Lines of data
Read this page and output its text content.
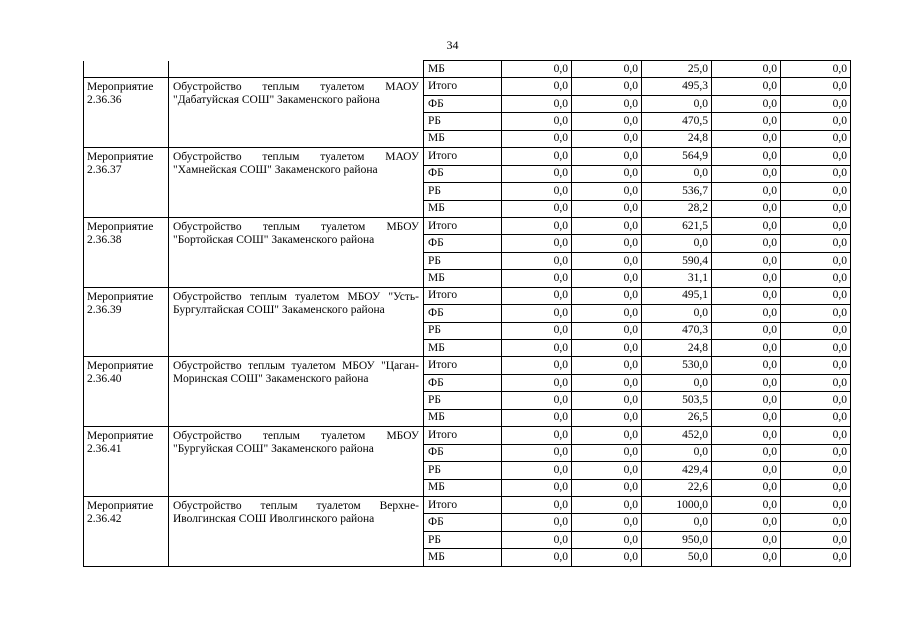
34
		МБ	0,0	0,0	25,0	0,0	0,0
Мероприятие 2.36.36	Обустройство теплым туалетом МАОУ "Дабатуйская СОШ" Закаменского района	Итого	0,0	0,0	495,3	0,0	0,0
		ФБ	0,0	0,0	0,0	0,0	0,0
		РБ	0,0	0,0	470,5	0,0	0,0
		МБ	0,0	0,0	24,8	0,0	0,0
Мероприятие 2.36.37	Обустройство теплым туалетом МАОУ "Хамнейская СОШ" Закаменского района	Итого	0,0	0,0	564,9	0,0	0,0
		ФБ	0,0	0,0	0,0	0,0	0,0
		РБ	0,0	0,0	536,7	0,0	0,0
		МБ	0,0	0,0	28,2	0,0	0,0
Мероприятие 2.36.38	Обустройство теплым туалетом МБОУ "Бортойская СОШ" Закаменского района	Итого	0,0	0,0	621,5	0,0	0,0
		ФБ	0,0	0,0	0,0	0,0	0,0
		РБ	0,0	0,0	590,4	0,0	0,0
		МБ	0,0	0,0	31,1	0,0	0,0
Мероприятие 2.36.39	Обустройство теплым туалетом МБОУ "Усть-Бургултайская СОШ" Закаменского района	Итого	0,0	0,0	495,1	0,0	0,0
		ФБ	0,0	0,0	0,0	0,0	0,0
		РБ	0,0	0,0	470,3	0,0	0,0
		МБ	0,0	0,0	24,8	0,0	0,0
Мероприятие 2.36.40	Обустройство теплым туалетом МБОУ "Цаган-Моринская СОШ" Закаменского района	Итого	0,0	0,0	530,0	0,0	0,0
		ФБ	0,0	0,0	0,0	0,0	0,0
		РБ	0,0	0,0	503,5	0,0	0,0
		МБ	0,0	0,0	26,5	0,0	0,0
Мероприятие 2.36.41	Обустройство теплым туалетом МБОУ "Бургуйская СОШ" Закаменского района	Итого	0,0	0,0	452,0	0,0	0,0
		ФБ	0,0	0,0	0,0	0,0	0,0
		РБ	0,0	0,0	429,4	0,0	0,0
		МБ	0,0	0,0	22,6	0,0	0,0
Мероприятие 2.36.42	Обустройство теплым туалетом Верхне-Иволгинская СОШ Иволгинского района	Итого	0,0	0,0	1000,0	0,0	0,0
		ФБ	0,0	0,0	0,0	0,0	0,0
		РБ	0,0	0,0	950,0	0,0	0,0
		МБ	0,0	0,0	50,0	0,0	0,0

AIM -> Omit all pictures while transcribing the entries verbatim.

PROBLEM SOLUTION ->
Read this page and output its text content.
34
		МБ	0,0	0,0	25,0	0,0	0,0
Мероприятие 2.36.36	Обустройство теплым туалетом МАОУ "Дабатуйская СОШ" Закаменского района	Итого	0,0	0,0	495,3	0,0	0,0
		ФБ	0,0	0,0	0,0	0,0	0,0
		РБ	0,0	0,0	470,5	0,0	0,0
		МБ	0,0	0,0	24,8	0,0	0,0
Мероприятие 2.36.37	Обустройство теплым туалетом МАОУ "Хамнейская СОШ" Закаменского района	Итого	0,0	0,0	564,9	0,0	0,0
		ФБ	0,0	0,0	0,0	0,0	0,0
		РБ	0,0	0,0	536,7	0,0	0,0
		МБ	0,0	0,0	28,2	0,0	0,0
Мероприятие 2.36.38	Обустройство теплым туалетом МБОУ "Бортойская СОШ" Закаменского района	Итого	0,0	0,0	621,5	0,0	0,0
		ФБ	0,0	0,0	0,0	0,0	0,0
		РБ	0,0	0,0	590,4	0,0	0,0
		МБ	0,0	0,0	31,1	0,0	0,0
Мероприятие 2.36.39	Обустройство теплым туалетом МБОУ "Усть-Бургултайская СОШ" Закаменского района	Итого	0,0	0,0	495,1	0,0	0,0
		ФБ	0,0	0,0	0,0	0,0	0,0
		РБ	0,0	0,0	470,3	0,0	0,0
		МБ	0,0	0,0	24,8	0,0	0,0
Мероприятие 2.36.40	Обустройство теплым туалетом МБОУ "Цаган-Моринская СОШ" Закаменского района	Итого	0,0	0,0	530,0	0,0	0,0
		ФБ	0,0	0,0	0,0	0,0	0,0
		РБ	0,0	0,0	503,5	0,0	0,0
		МБ	0,0	0,0	26,5	0,0	0,0
Мероприятие 2.36.41	Обустройство теплым туалетом МБОУ "Бургуйская СОШ" Закаменского района	Итого	0,0	0,0	452,0	0,0	0,0
		ФБ	0,0	0,0	0,0	0,0	0,0
		РБ	0,0	0,0	429,4	0,0	0,0
		МБ	0,0	0,0	22,6	0,0	0,0
Мероприятие 2.36.42	Обустройство теплым туалетом Верхне-Иволгинская СОШ Иволгинского района	Итого	0,0	0,0	1000,0	0,0	0,0
		ФБ	0,0	0,0	0,0	0,0	0,0
		РБ	0,0	0,0	950,0	0,0	0,0
		МБ	0,0	0,0	50,0	0,0	0,0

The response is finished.